→ THE PROBLEM
Repeat the data verbatim.
[Start of MATERIAL SHOWN]
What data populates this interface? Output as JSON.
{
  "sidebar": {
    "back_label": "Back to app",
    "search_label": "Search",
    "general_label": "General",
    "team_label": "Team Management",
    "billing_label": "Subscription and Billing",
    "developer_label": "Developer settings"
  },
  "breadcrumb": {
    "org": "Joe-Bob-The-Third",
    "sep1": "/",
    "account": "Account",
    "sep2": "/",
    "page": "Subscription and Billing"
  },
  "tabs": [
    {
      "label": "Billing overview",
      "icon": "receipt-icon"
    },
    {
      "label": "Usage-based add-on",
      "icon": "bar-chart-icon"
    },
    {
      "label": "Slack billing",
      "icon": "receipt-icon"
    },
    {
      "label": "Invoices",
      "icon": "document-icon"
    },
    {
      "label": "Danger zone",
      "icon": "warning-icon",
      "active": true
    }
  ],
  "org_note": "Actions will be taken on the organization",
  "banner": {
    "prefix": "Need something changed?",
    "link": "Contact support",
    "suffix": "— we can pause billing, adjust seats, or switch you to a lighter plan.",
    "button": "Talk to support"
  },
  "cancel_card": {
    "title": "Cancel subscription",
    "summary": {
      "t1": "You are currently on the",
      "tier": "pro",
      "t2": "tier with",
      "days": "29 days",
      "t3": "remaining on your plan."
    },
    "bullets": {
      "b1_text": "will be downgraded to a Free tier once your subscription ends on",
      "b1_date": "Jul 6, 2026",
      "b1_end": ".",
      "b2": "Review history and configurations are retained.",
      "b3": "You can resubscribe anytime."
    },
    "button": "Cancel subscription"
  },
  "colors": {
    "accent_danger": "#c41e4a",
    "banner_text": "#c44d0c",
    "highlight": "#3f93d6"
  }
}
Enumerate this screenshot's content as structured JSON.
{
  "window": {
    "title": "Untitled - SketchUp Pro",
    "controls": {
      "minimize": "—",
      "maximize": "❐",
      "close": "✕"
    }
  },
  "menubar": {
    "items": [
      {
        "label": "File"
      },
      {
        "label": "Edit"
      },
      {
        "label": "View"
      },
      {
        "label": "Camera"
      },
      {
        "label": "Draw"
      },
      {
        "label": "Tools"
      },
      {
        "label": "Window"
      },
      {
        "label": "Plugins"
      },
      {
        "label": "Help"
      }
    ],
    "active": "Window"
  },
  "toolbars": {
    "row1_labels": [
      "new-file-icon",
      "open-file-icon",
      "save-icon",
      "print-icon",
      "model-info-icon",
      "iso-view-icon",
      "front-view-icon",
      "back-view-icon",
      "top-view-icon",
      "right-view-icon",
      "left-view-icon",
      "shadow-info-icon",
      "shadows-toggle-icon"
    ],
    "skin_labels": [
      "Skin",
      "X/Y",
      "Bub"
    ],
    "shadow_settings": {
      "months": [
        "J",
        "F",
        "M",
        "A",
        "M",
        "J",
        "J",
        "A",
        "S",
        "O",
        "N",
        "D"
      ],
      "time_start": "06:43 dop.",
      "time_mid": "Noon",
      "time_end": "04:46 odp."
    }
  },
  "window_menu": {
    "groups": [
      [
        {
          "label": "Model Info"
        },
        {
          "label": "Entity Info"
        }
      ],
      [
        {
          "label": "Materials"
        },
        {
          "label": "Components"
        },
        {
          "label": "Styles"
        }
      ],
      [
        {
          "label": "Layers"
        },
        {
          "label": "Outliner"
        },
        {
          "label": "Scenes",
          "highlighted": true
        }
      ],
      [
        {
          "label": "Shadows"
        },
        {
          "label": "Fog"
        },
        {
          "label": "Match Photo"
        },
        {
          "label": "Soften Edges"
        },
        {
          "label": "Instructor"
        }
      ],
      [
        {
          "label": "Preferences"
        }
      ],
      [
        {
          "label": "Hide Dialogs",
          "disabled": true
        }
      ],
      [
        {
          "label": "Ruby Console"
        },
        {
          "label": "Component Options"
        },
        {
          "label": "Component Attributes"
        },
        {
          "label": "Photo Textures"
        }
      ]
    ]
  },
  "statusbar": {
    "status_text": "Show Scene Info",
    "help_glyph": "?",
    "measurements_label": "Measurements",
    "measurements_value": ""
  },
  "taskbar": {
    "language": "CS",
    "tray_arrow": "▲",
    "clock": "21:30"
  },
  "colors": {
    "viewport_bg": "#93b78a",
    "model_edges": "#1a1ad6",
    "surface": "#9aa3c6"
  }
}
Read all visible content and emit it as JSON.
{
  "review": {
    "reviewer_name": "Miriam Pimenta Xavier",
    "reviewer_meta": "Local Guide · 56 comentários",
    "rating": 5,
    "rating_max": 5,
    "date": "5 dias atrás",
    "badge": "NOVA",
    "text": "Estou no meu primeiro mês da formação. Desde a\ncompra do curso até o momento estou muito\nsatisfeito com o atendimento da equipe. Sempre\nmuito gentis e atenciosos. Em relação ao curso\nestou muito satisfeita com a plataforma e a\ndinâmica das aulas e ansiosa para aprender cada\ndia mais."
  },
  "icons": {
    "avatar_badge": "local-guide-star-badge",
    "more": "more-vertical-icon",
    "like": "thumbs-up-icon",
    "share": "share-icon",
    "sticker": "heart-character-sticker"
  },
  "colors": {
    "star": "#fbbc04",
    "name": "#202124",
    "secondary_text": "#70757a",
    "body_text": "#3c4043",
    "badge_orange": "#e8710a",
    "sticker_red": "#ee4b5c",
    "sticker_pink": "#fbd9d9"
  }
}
[End of MATERIAL SHOWN]
→ TASK OUTPUT
What data populates this interface? Output as JSON.
{
  "sidebar": {
    "back_label": "Back to app",
    "search_label": "Search",
    "general_label": "General",
    "team_label": "Team Management",
    "billing_label": "Subscription and Billing",
    "developer_label": "Developer settings"
  },
  "breadcrumb": {
    "org": "Joe-Bob-The-Third",
    "sep1": "/",
    "account": "Account",
    "sep2": "/",
    "page": "Subscription and Billing"
  },
  "tabs": [
    {
      "label": "Billing overview",
      "icon": "receipt-icon"
    },
    {
      "label": "Usage-based add-on",
      "icon": "bar-chart-icon"
    },
    {
      "label": "Slack billing",
      "icon": "receipt-icon"
    },
    {
      "label": "Invoices",
      "icon": "document-icon"
    },
    {
      "label": "Danger zone",
      "icon": "warning-icon",
      "active": true
    }
  ],
  "org_note": "Actions will be taken on the organization",
  "banner": {
    "prefix": "Need something changed?",
    "link": "Contact support",
    "suffix": "— we can pause billing, adjust seats, or switch you to a lighter plan.",
    "button": "Talk to support"
  },
  "cancel_card": {
    "title": "Cancel subscription",
    "summary": {
      "t1": "You are currently on the",
      "tier": "pro",
      "t2": "tier with",
      "days": "29 days",
      "t3": "remaining on your plan."
    },
    "bullets": {
      "b1_text": "will be downgraded to a Free tier once your subscription ends on",
      "b1_date": "Jul 6, 2026",
      "b1_end": ".",
      "b2": "Review history and configurations are retained.",
      "b3": "You can resubscribe anytime."
    },
    "button": "Cancel subscription"
  },
  "colors": {
    "accent_danger": "#c41e4a",
    "banner_text": "#c44d0c",
    "highlight": "#3f93d6"
  }
}
Enumerate this screenshot's content as structured JSON.
{
  "window": {
    "title": "Untitled - SketchUp Pro",
    "controls": {
      "minimize": "—",
      "maximize": "❐",
      "close": "✕"
    }
  },
  "menubar": {
    "items": [
      {
        "label": "File"
      },
      {
        "label": "Edit"
      },
      {
        "label": "View"
      },
      {
        "label": "Camera"
      },
      {
        "label": "Draw"
      },
      {
        "label": "Tools"
      },
      {
        "label": "Window"
      },
      {
        "label": "Plugins"
      },
      {
        "label": "Help"
      }
    ],
    "active": "Window"
  },
  "toolbars": {
    "row1_labels": [
      "new-file-icon",
      "open-file-icon",
      "save-icon",
      "print-icon",
      "model-info-icon",
      "iso-view-icon",
      "front-view-icon",
      "back-view-icon",
      "top-view-icon",
      "right-view-icon",
      "left-view-icon",
      "shadow-info-icon",
      "shadows-toggle-icon"
    ],
    "skin_labels": [
      "Skin",
      "X/Y",
      "Bub"
    ],
    "shadow_settings": {
      "months": [
        "J",
        "F",
        "M",
        "A",
        "M",
        "J",
        "J",
        "A",
        "S",
        "O",
        "N",
        "D"
      ],
      "time_start": "06:43 dop.",
      "time_mid": "Noon",
      "time_end": "04:46 odp."
    }
  },
  "window_menu": {
    "groups": [
      [
        {
          "label": "Model Info"
        },
        {
          "label": "Entity Info"
        }
      ],
      [
        {
          "label": "Materials"
        },
        {
          "label": "Components"
        },
        {
          "label": "Styles"
        }
      ],
      [
        {
          "label": "Layers"
        },
        {
          "label": "Outliner"
        },
        {
          "label": "Scenes",
          "highlighted": true
        }
      ],
      [
        {
          "label": "Shadows"
        },
        {
          "label": "Fog"
        },
        {
          "label": "Match Photo"
        },
        {
          "label": "Soften Edges"
        },
        {
          "label": "Instructor"
        }
      ],
      [
        {
          "label": "Preferences"
        }
      ],
      [
        {
          "label": "Hide Dialogs",
          "disabled": true
        }
      ],
      [
        {
          "label": "Ruby Console"
        },
        {
          "label": "Component Options"
        },
        {
          "label": "Component Attributes"
        },
        {
          "label": "Photo Textures"
        }
      ]
    ]
  },
  "statusbar": {
    "status_text": "Show Scene Info",
    "help_glyph": "?",
    "measurements_label": "Measurements",
    "measurements_value": ""
  },
  "taskbar": {
    "language": "CS",
    "tray_arrow": "▲",
    "clock": "21:30"
  },
  "colors": {
    "viewport_bg": "#93b78a",
    "model_edges": "#1a1ad6",
    "surface": "#9aa3c6"
  }
}
Read all visible content and emit it as JSON.
{
  "review": {
    "reviewer_name": "Miriam Pimenta Xavier",
    "reviewer_meta": "Local Guide · 56 comentários",
    "rating": 5,
    "rating_max": 5,
    "date": "5 dias atrás",
    "badge": "NOVA",
    "text": "Estou no meu primeiro mês da formação. Desde a\ncompra do curso até o momento estou muito\nsatisfeito com o atendimento da equipe. Sempre\nmuito gentis e atenciosos. Em relação ao curso\nestou muito satisfeita com a plataforma e a\ndinâmica das aulas e ansiosa para aprender cada\ndia mais."
  },
  "icons": {
    "avatar_badge": "local-guide-star-badge",
    "more": "more-vertical-icon",
    "like": "thumbs-up-icon",
    "share": "share-icon",
    "sticker": "heart-character-sticker"
  },
  "colors": {
    "star": "#fbbc04",
    "name": "#202124",
    "secondary_text": "#70757a",
    "body_text": "#3c4043",
    "badge_orange": "#e8710a",
    "sticker_red": "#ee4b5c",
    "sticker_pink": "#fbd9d9"
  }
}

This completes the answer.